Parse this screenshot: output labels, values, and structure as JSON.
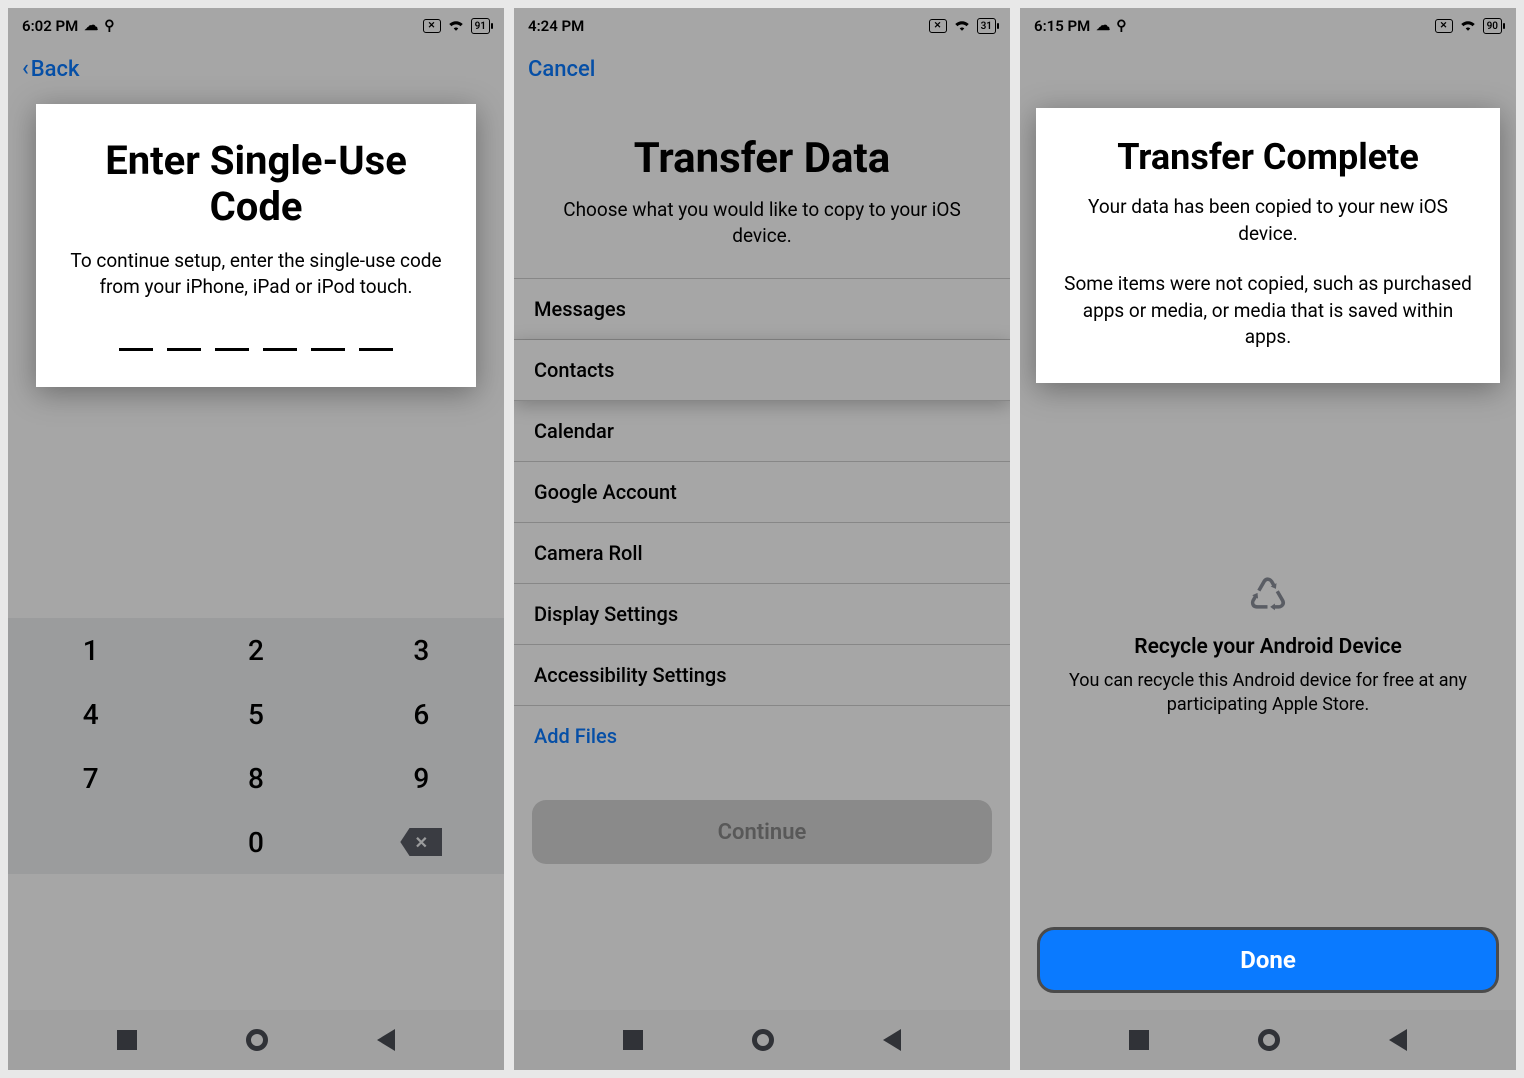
{
  "screens": [
    {
      "status": {
        "time": "6:02 PM",
        "weather": "cloud",
        "loc": "o",
        "xbox": "x",
        "wifi": true,
        "battery": "91"
      },
      "back_label": "Back",
      "title": "Enter Single-Use Code",
      "subtitle": "To continue setup, enter the single-use code from your iPhone, iPad or iPod touch.",
      "code_length": 6,
      "keypad": [
        "1",
        "2",
        "3",
        "4",
        "5",
        "6",
        "7",
        "8",
        "9",
        "",
        "0",
        "⌫"
      ]
    },
    {
      "status": {
        "time": "4:24 PM",
        "weather": "",
        "loc": "",
        "xbox": "x",
        "wifi": true,
        "battery": "31"
      },
      "cancel_label": "Cancel",
      "title": "Transfer Data",
      "subtitle": "Choose what you would like to copy to your iOS device.",
      "items": [
        {
          "label": "Messages",
          "highlight": false
        },
        {
          "label": "Contacts",
          "highlight": true
        },
        {
          "label": "Calendar",
          "highlight": false
        },
        {
          "label": "Google Account",
          "highlight": false
        },
        {
          "label": "Camera Roll",
          "highlight": false
        },
        {
          "label": "Display Settings",
          "highlight": false
        },
        {
          "label": "Accessibility Settings",
          "highlight": false
        }
      ],
      "add_files_label": "Add Files",
      "continue_label": "Continue"
    },
    {
      "status": {
        "time": "6:15 PM",
        "weather": "cloud",
        "loc": "o",
        "xbox": "x",
        "wifi": true,
        "battery": "90"
      },
      "title": "Transfer Complete",
      "para1": "Your data has been copied to your new iOS device.",
      "para2": "Some items were not copied, such as purchased apps or media, or media that is saved within apps.",
      "recycle_title": "Recycle your Android Device",
      "recycle_body": "You can recycle this Android device for free at any participating Apple Store.",
      "done_label": "Done"
    }
  ]
}
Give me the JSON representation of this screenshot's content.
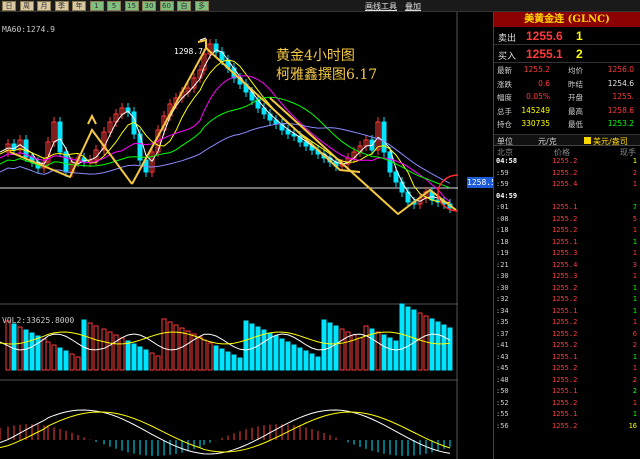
{
  "toolbar": {
    "buttons": [
      "日",
      "周",
      "月",
      "季",
      "年",
      "1",
      "5",
      "15",
      "30",
      "60",
      "自",
      "多"
    ],
    "link1": "画线工具",
    "link2": "叠加"
  },
  "chart": {
    "ma_label": "MA60:1274.9",
    "vol_label": "VOL2:33625.8000",
    "annotation_title": "黄金4小时图",
    "annotation_author": "柯雅鑫撰图6.17",
    "peak_label": "1298.7",
    "price_tag": "1258.5",
    "colors": {
      "up": "#ff3a3a",
      "down": "#00e5ff",
      "annot": "#f5c842",
      "ma1": "#ffffff",
      "ma2": "#ffff00",
      "ma3": "#ff00ff",
      "ma4": "#00ff00",
      "ma5": "#8a8aff"
    }
  },
  "panel": {
    "title": "美黄金连 (GLNC)",
    "sell_label": "卖出",
    "sell_price": "1255.6",
    "sell_qty": "1",
    "buy_label": "买入",
    "buy_price": "1255.1",
    "buy_qty": "2",
    "quote": [
      {
        "l": "最新",
        "v": "1255.2",
        "c": "#ff3a3a",
        "l2": "均价",
        "v2": "1256.0",
        "c2": "#ff3a3a"
      },
      {
        "l": "涨跌",
        "v": "0.6",
        "c": "#ff3a3a",
        "l2": "昨结",
        "v2": "1254.6",
        "c2": "#e0e0e0"
      },
      {
        "l": "幅度",
        "v": "0.05%",
        "c": "#ff3a3a",
        "l2": "开盘",
        "v2": "1255.",
        "c2": "#ff3a3a"
      },
      {
        "l": "总手",
        "v": "145249",
        "c": "#ffff00",
        "l2": "最高",
        "v2": "1258.6",
        "c2": "#ff3a3a"
      },
      {
        "l": "持仓",
        "v": "330735",
        "c": "#ffff00",
        "l2": "最低",
        "v2": "1253.2",
        "c2": "#00ff00"
      }
    ],
    "tick_header_unit": "单位",
    "tick_header_currency": "元/克",
    "tick_header_alt": "美元/盎司",
    "col_location": "北京",
    "col_price": "价格",
    "col_vol": "现手",
    "ticks": [
      {
        "t": "04:58",
        "p": "1255.2",
        "v": "1",
        "vc": "#ffff00",
        "bold": true
      },
      {
        "t": ":59",
        "p": "1255.2",
        "v": "2",
        "vc": "#ff3a3a"
      },
      {
        "t": ":59",
        "p": "1255.4",
        "v": "1",
        "vc": "#ff3a3a"
      },
      {
        "t": "04:59",
        "p": "",
        "v": "",
        "vc": "#ffff00",
        "bold": true
      },
      {
        "t": ":01",
        "p": "1255.1",
        "v": "7",
        "vc": "#00ff00"
      },
      {
        "t": ":08",
        "p": "1255.2",
        "v": "5",
        "vc": "#ff3a3a"
      },
      {
        "t": ":18",
        "p": "1255.2",
        "v": "1",
        "vc": "#ff3a3a"
      },
      {
        "t": ":18",
        "p": "1255.1",
        "v": "1",
        "vc": "#00ff00"
      },
      {
        "t": ":19",
        "p": "1255.3",
        "v": "1",
        "vc": "#ff3a3a"
      },
      {
        "t": ":21",
        "p": "1255.4",
        "v": "3",
        "vc": "#ff3a3a"
      },
      {
        "t": ":30",
        "p": "1255.3",
        "v": "1",
        "vc": "#ff3a3a"
      },
      {
        "t": ":30",
        "p": "1255.2",
        "v": "1",
        "vc": "#00ff00"
      },
      {
        "t": ":32",
        "p": "1255.2",
        "v": "1",
        "vc": "#00ff00"
      },
      {
        "t": ":34",
        "p": "1255.1",
        "v": "1",
        "vc": "#00ff00"
      },
      {
        "t": ":35",
        "p": "1255.2",
        "v": "1",
        "vc": "#ff3a3a"
      },
      {
        "t": ":37",
        "p": "1255.2",
        "v": "6",
        "vc": "#ff3a3a"
      },
      {
        "t": ":41",
        "p": "1255.2",
        "v": "2",
        "vc": "#ff3a3a"
      },
      {
        "t": ":43",
        "p": "1255.1",
        "v": "1",
        "vc": "#00ff00"
      },
      {
        "t": ":45",
        "p": "1255.2",
        "v": "1",
        "vc": "#ff3a3a"
      },
      {
        "t": ":48",
        "p": "1255.2",
        "v": "2",
        "vc": "#ff3a3a"
      },
      {
        "t": ":50",
        "p": "1255.1",
        "v": "2",
        "vc": "#00ff00"
      },
      {
        "t": ":52",
        "p": "1255.2",
        "v": "1",
        "vc": "#ff3a3a"
      },
      {
        "t": ":55",
        "p": "1255.1",
        "v": "1",
        "vc": "#00ff00"
      },
      {
        "t": ":56",
        "p": "1255.2",
        "v": "16",
        "vc": "#ffff00"
      }
    ]
  }
}
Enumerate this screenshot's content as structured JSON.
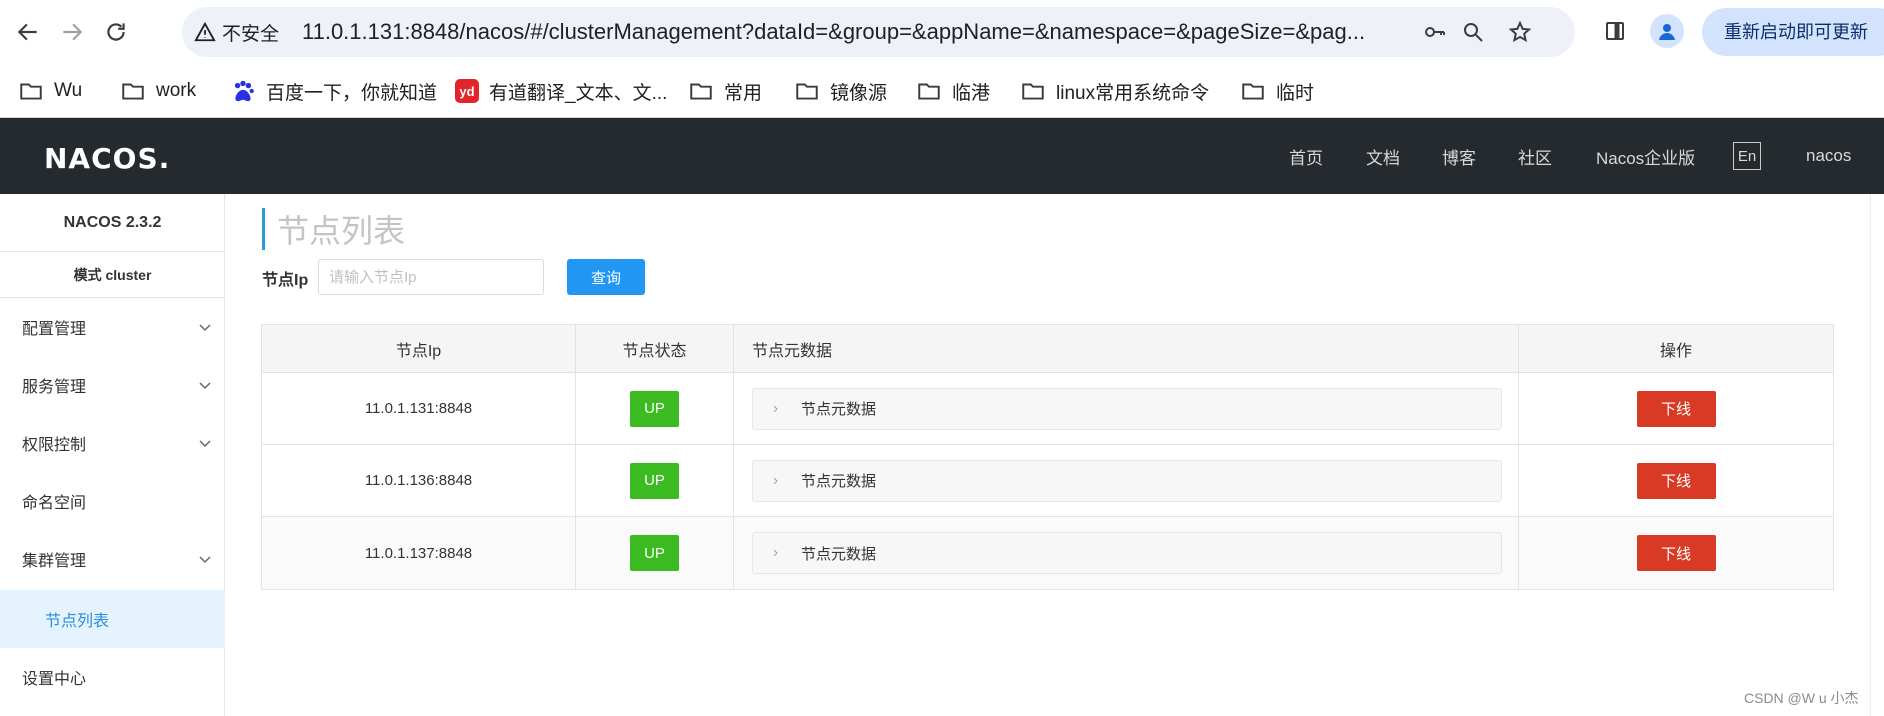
{
  "browser": {
    "security_label": "不安全",
    "url": "11.0.1.131:8848/nacos/#/clusterManagement?dataId=&group=&appName=&namespace=&pageSize=&pag...",
    "update_label": "重新启动即可更新"
  },
  "bookmarks": [
    {
      "label": "Wu",
      "icon": "folder-icon"
    },
    {
      "label": "work",
      "icon": "folder-icon"
    },
    {
      "label": "百度一下，你就知道",
      "icon": "baidu-icon"
    },
    {
      "label": "有道翻译_文本、文...",
      "icon": "youdao-icon",
      "badge": "yd"
    },
    {
      "label": "常用",
      "icon": "folder-icon"
    },
    {
      "label": "镜像源",
      "icon": "folder-icon"
    },
    {
      "label": "临港",
      "icon": "folder-icon"
    },
    {
      "label": "linux常用系统命令",
      "icon": "folder-icon"
    },
    {
      "label": "临时",
      "icon": "folder-icon"
    }
  ],
  "header": {
    "logo": "NACOS.",
    "nav": [
      "首页",
      "文档",
      "博客",
      "社区",
      "Nacos企业版"
    ],
    "lang": "En",
    "user": "nacos"
  },
  "sidebar": {
    "version": "NACOS 2.3.2",
    "mode": "模式 cluster",
    "items": [
      {
        "label": "配置管理",
        "expandable": true
      },
      {
        "label": "服务管理",
        "expandable": true
      },
      {
        "label": "权限控制",
        "expandable": true
      },
      {
        "label": "命名空间",
        "expandable": false
      },
      {
        "label": "集群管理",
        "expandable": true
      },
      {
        "label": "节点列表",
        "expandable": false,
        "active": true
      },
      {
        "label": "设置中心",
        "expandable": false
      }
    ]
  },
  "main": {
    "title": "节点列表",
    "filter_label": "节点Ip",
    "filter_placeholder": "请输入节点Ip",
    "filter_value": "",
    "query_label": "查询",
    "columns": [
      "节点Ip",
      "节点状态",
      "节点元数据",
      "操作"
    ],
    "rows": [
      {
        "ip": "11.0.1.131:8848",
        "state": "UP",
        "meta": "节点元数据",
        "action": "下线"
      },
      {
        "ip": "11.0.1.136:8848",
        "state": "UP",
        "meta": "节点元数据",
        "action": "下线"
      },
      {
        "ip": "11.0.1.137:8848",
        "state": "UP",
        "meta": "节点元数据",
        "action": "下线"
      }
    ]
  },
  "watermark": "CSDN @W u 小杰",
  "colors": {
    "header_bg": "#252a2f",
    "accent": "#2196f3",
    "status_up": "#3cba22",
    "danger": "#d93a26",
    "active_menu_bg": "#e4f3fe"
  }
}
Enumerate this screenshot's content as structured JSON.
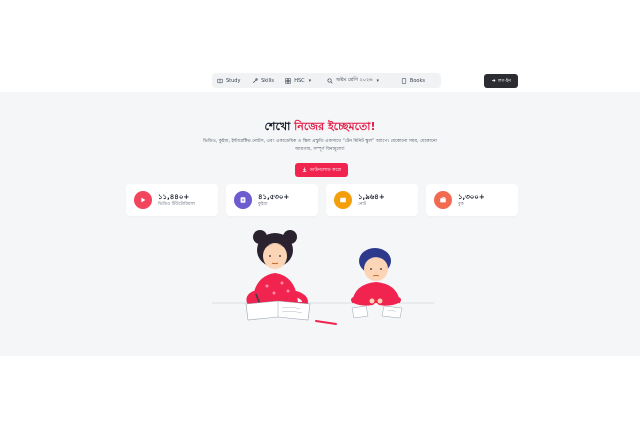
{
  "nav": {
    "items": [
      {
        "label": "Study",
        "icon": "book-open-icon"
      },
      {
        "label": "Skills",
        "icon": "tools-icon"
      },
      {
        "label": "HSC",
        "icon": "grid-icon",
        "dropdown": true
      },
      {
        "label": "অষ্টম শ্রেণি ২০২৬",
        "icon": "search-icon",
        "dropdown": true
      },
      {
        "label": "Books",
        "icon": "book-icon"
      }
    ],
    "login_label": "লগ-ইন"
  },
  "hero": {
    "title_plain": "শেখো ",
    "title_accent": "নিজের ইচ্ছেমতো!",
    "subtitle": "ভিডিও, কুইজ, ইন্টারেক্টিভ নোটস, এবং একাডেমিক ও স্কিল প্রস্তুতি একসাথে “টেন মিনিট স্কুল” অ্যাপে। যেকোনো সময়, যেকোনো জায়গায়, সম্পূর্ণ বিনামূল্যে!",
    "download_label": "ডাউনলোড করো"
  },
  "stats": [
    {
      "number": "১১,৪৪০+",
      "label": "ভিডিও টিউটোরিয়াল",
      "icon": "play-icon",
      "color": "#f2445c"
    },
    {
      "number": "৪১,৫৩০+",
      "label": "কুইজ",
      "icon": "quiz-icon",
      "color": "#6d5bd0"
    },
    {
      "number": "১,৯৬৪+",
      "label": "নোট",
      "icon": "notes-icon",
      "color": "#f59e0b"
    },
    {
      "number": "১,৩০০+",
      "label": "বুক",
      "icon": "book-stack-icon",
      "color": "#f26a4f"
    }
  ],
  "colors": {
    "accent": "#e11d48",
    "button": "#f0244f",
    "login": "#2b2d33",
    "hero_bg": "#f5f6f8"
  }
}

# Work to complete
State how many lines of the listing include "subtitle", and nothing more.

# Final result
3